(Dataset entries on figures)
+ + + +

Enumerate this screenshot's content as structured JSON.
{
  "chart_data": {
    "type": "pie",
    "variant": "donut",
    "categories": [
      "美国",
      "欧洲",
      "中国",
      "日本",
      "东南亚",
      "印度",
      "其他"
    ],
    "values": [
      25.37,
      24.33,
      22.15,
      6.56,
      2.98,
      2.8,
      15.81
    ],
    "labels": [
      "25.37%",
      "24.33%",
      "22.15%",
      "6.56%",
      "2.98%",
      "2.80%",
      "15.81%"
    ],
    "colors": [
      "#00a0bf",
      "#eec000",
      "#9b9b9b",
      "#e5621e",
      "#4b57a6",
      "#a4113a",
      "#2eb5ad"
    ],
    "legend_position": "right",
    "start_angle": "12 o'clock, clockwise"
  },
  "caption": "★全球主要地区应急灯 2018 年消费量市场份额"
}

+ + + +

** WRITTEN REQUEST **
Retype the entries exactly, including every line.

** ANSWER FOR THE TASK **
Enumerate this screenshot's content as structured JSON.
{
  "chart_data": {
    "type": "pie",
    "variant": "donut",
    "categories": [
      "美国",
      "欧洲",
      "中国",
      "日本",
      "东南亚",
      "印度",
      "其他"
    ],
    "values": [
      25.37,
      24.33,
      22.15,
      6.56,
      2.98,
      2.8,
      15.81
    ],
    "labels": [
      "25.37%",
      "24.33%",
      "22.15%",
      "6.56%",
      "2.98%",
      "2.80%",
      "15.81%"
    ],
    "colors": [
      "#00a0bf",
      "#eec000",
      "#9b9b9b",
      "#e5621e",
      "#4b57a6",
      "#a4113a",
      "#2eb5ad"
    ],
    "legend_position": "right",
    "start_angle": "12 o'clock, clockwise"
  },
  "caption": "★全球主要地区应急灯 2018 年消费量市场份额"
}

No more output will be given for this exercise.